• _What is asked_:
Tally the lines of the data that include the word "text" and state the total, nothing else.

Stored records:
=-=-=-=-=
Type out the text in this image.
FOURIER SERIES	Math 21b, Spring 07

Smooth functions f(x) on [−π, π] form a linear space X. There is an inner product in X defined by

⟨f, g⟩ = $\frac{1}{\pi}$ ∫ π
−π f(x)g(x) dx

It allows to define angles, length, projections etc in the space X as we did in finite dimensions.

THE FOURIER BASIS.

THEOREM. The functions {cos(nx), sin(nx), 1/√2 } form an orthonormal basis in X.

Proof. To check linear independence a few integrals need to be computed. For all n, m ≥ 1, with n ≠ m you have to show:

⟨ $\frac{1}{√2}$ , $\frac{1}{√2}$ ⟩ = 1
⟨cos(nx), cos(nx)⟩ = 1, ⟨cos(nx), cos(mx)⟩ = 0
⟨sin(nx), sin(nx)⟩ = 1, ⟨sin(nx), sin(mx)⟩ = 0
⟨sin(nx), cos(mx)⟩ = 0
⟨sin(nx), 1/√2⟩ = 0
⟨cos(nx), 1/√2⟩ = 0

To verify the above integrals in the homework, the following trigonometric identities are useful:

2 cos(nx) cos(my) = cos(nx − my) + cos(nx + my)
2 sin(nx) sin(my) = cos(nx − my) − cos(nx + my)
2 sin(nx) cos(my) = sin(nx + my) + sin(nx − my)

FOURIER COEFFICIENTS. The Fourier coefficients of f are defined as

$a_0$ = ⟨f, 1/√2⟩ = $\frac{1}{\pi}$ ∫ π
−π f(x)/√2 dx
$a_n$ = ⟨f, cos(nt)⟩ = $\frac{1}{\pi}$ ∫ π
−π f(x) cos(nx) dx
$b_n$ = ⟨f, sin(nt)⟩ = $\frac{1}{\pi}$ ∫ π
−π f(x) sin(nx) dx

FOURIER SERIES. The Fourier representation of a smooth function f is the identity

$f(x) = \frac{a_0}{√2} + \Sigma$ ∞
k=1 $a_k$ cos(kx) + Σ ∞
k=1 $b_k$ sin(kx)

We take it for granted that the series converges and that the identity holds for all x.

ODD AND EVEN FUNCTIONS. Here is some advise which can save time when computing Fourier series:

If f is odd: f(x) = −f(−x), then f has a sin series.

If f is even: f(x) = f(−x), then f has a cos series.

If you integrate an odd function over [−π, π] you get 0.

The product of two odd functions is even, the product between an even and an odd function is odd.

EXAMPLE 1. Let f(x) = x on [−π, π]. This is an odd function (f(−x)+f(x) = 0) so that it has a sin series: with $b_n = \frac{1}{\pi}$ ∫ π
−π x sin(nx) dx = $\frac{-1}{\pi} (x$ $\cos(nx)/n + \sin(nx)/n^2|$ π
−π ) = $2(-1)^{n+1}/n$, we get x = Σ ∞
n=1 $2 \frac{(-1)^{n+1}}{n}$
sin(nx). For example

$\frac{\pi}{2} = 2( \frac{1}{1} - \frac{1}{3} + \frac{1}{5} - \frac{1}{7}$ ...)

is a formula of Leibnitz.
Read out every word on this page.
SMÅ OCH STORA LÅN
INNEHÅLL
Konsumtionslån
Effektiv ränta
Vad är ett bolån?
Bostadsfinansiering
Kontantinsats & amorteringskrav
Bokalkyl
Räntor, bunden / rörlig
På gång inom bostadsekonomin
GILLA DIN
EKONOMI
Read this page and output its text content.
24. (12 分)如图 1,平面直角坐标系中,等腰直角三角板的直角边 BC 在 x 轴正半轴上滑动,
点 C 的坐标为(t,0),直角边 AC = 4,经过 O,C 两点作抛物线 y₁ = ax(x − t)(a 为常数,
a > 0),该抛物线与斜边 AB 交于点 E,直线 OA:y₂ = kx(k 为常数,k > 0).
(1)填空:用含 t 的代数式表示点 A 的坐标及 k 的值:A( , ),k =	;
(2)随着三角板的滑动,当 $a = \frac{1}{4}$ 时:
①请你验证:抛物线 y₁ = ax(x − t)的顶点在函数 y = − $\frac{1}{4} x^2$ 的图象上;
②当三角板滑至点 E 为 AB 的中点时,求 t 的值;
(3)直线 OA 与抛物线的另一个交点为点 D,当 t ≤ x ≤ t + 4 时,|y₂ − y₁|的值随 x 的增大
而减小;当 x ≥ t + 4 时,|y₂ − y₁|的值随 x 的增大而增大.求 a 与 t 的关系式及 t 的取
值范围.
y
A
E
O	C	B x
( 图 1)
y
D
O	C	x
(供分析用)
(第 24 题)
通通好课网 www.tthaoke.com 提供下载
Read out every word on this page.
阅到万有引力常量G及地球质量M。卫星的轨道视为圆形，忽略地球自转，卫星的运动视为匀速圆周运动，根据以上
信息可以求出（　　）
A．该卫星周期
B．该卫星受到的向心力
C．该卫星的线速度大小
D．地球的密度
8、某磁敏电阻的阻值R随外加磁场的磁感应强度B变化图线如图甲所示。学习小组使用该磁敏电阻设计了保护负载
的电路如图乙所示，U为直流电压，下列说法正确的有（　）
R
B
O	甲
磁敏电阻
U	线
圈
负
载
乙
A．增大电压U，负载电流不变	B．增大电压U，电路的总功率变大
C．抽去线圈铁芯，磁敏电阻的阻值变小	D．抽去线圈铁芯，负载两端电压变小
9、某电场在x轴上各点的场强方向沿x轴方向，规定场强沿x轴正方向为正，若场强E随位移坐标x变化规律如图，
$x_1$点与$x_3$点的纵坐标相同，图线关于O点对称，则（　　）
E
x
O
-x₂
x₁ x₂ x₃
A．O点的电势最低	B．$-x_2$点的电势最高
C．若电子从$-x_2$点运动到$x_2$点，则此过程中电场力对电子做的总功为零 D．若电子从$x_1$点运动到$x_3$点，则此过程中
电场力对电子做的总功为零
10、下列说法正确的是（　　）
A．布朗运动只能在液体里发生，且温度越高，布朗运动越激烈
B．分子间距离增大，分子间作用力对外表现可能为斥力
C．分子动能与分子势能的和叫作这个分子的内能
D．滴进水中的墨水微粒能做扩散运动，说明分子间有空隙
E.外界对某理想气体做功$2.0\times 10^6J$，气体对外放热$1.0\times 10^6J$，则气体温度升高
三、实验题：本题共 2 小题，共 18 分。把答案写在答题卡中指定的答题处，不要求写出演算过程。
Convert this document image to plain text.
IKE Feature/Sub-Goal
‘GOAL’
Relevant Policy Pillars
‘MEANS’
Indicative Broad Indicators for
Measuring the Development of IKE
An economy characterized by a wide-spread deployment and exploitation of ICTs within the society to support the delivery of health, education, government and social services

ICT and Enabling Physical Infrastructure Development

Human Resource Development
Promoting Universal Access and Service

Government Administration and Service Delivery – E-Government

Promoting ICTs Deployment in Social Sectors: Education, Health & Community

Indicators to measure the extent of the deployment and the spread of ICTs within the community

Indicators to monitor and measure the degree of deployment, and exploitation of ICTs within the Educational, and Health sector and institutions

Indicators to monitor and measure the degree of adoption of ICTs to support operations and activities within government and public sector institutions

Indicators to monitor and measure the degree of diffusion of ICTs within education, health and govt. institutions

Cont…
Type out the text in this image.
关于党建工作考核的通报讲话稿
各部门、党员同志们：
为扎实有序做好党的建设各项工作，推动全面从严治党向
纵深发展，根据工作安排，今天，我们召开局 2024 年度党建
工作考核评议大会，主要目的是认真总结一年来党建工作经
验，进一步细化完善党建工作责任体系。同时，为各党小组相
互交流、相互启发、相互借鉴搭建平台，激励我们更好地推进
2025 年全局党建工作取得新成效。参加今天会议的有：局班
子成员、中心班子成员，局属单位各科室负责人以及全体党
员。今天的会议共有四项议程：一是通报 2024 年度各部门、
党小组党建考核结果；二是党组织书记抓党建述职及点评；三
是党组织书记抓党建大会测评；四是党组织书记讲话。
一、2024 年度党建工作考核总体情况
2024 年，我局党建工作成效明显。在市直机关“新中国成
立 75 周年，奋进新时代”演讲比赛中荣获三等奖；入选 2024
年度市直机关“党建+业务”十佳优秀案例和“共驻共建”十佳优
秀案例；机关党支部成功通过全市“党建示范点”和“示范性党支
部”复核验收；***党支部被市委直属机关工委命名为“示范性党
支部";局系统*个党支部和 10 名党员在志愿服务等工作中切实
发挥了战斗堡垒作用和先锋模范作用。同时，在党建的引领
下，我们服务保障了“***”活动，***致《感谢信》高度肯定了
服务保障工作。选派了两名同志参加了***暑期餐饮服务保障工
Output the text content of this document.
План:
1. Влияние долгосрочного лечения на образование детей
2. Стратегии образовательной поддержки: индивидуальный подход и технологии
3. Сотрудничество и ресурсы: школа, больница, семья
=-=-=-=-=
• _Exercise answer_:
5